What follows is a listing; give it again exactly, in its entirety.

Dataset items:
#####
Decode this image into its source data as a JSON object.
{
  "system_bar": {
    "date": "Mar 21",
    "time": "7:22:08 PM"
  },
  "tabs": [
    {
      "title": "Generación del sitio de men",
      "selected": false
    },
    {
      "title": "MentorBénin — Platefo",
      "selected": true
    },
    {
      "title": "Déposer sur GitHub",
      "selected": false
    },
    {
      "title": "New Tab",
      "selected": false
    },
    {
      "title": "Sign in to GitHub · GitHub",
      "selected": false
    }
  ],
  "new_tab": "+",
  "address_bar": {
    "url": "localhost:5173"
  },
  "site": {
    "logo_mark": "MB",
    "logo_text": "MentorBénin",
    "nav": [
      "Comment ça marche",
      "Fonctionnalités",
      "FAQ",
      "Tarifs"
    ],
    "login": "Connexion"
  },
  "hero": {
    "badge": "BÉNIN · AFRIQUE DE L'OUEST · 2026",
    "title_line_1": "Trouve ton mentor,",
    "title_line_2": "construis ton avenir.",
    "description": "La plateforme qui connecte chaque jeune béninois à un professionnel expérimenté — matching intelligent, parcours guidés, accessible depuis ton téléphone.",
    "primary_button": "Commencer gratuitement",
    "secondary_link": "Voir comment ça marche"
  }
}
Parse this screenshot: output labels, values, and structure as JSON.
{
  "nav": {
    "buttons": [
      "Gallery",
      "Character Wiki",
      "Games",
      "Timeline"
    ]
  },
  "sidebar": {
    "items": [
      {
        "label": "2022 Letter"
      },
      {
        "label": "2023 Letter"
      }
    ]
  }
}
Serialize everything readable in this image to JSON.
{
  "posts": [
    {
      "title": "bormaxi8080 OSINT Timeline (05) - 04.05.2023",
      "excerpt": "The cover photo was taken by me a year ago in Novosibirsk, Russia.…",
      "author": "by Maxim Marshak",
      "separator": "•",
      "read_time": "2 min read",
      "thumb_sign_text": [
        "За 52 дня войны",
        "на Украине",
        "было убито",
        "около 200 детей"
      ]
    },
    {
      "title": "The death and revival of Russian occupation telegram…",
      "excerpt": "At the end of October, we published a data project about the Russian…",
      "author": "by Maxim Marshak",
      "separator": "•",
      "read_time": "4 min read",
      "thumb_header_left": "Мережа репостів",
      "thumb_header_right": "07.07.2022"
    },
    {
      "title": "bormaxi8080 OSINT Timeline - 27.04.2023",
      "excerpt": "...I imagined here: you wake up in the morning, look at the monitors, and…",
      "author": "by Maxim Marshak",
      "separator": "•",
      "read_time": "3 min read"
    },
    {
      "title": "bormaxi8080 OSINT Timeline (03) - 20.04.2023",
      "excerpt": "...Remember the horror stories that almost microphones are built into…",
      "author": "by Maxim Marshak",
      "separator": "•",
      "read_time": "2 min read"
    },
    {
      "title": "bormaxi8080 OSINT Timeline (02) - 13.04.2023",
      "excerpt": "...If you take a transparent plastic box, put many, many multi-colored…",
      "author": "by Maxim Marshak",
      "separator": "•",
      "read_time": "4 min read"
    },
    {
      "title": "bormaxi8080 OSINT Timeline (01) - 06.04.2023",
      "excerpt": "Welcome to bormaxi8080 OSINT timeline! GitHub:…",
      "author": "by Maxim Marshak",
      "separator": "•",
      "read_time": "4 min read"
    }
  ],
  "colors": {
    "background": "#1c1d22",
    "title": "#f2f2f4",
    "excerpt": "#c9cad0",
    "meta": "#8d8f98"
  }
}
#####
> Answer
Decode this image into its source data as a JSON object.
{
  "system_bar": {
    "date": "Mar 21",
    "time": "7:22:08 PM"
  },
  "tabs": [
    {
      "title": "Generación del sitio de men",
      "selected": false
    },
    {
      "title": "MentorBénin — Platefo",
      "selected": true
    },
    {
      "title": "Déposer sur GitHub",
      "selected": false
    },
    {
      "title": "New Tab",
      "selected": false
    },
    {
      "title": "Sign in to GitHub · GitHub",
      "selected": false
    }
  ],
  "new_tab": "+",
  "address_bar": {
    "url": "localhost:5173"
  },
  "site": {
    "logo_mark": "MB",
    "logo_text": "MentorBénin",
    "nav": [
      "Comment ça marche",
      "Fonctionnalités",
      "FAQ",
      "Tarifs"
    ],
    "login": "Connexion"
  },
  "hero": {
    "badge": "BÉNIN · AFRIQUE DE L'OUEST · 2026",
    "title_line_1": "Trouve ton mentor,",
    "title_line_2": "construis ton avenir.",
    "description": "La plateforme qui connecte chaque jeune béninois à un professionnel expérimenté — matching intelligent, parcours guidés, accessible depuis ton téléphone.",
    "primary_button": "Commencer gratuitement",
    "secondary_link": "Voir comment ça marche"
  }
}
Parse this screenshot: output labels, values, and structure as JSON.
{
  "nav": {
    "buttons": [
      "Gallery",
      "Character Wiki",
      "Games",
      "Timeline"
    ]
  },
  "sidebar": {
    "items": [
      {
        "label": "2022 Letter"
      },
      {
        "label": "2023 Letter"
      }
    ]
  }
}
Serialize everything readable in this image to JSON.
{
  "posts": [
    {
      "title": "bormaxi8080 OSINT Timeline (05) - 04.05.2023",
      "excerpt": "The cover photo was taken by me a year ago in Novosibirsk, Russia.…",
      "author": "by Maxim Marshak",
      "separator": "•",
      "read_time": "2 min read",
      "thumb_sign_text": [
        "За 52 дня войны",
        "на Украине",
        "было убито",
        "около 200 детей"
      ]
    },
    {
      "title": "The death and revival of Russian occupation telegram…",
      "excerpt": "At the end of October, we published a data project about the Russian…",
      "author": "by Maxim Marshak",
      "separator": "•",
      "read_time": "4 min read",
      "thumb_header_left": "Мережа репостів",
      "thumb_header_right": "07.07.2022"
    },
    {
      "title": "bormaxi8080 OSINT Timeline - 27.04.2023",
      "excerpt": "...I imagined here: you wake up in the morning, look at the monitors, and…",
      "author": "by Maxim Marshak",
      "separator": "•",
      "read_time": "3 min read"
    },
    {
      "title": "bormaxi8080 OSINT Timeline (03) - 20.04.2023",
      "excerpt": "...Remember the horror stories that almost microphones are built into…",
      "author": "by Maxim Marshak",
      "separator": "•",
      "read_time": "2 min read"
    },
    {
      "title": "bormaxi8080 OSINT Timeline (02) - 13.04.2023",
      "excerpt": "...If you take a transparent plastic box, put many, many multi-colored…",
      "author": "by Maxim Marshak",
      "separator": "•",
      "read_time": "4 min read"
    },
    {
      "title": "bormaxi8080 OSINT Timeline (01) - 06.04.2023",
      "excerpt": "Welcome to bormaxi8080 OSINT timeline! GitHub:…",
      "author": "by Maxim Marshak",
      "separator": "•",
      "read_time": "4 min read"
    }
  ],
  "colors": {
    "background": "#1c1d22",
    "title": "#f2f2f4",
    "excerpt": "#c9cad0",
    "meta": "#8d8f98"
  }
}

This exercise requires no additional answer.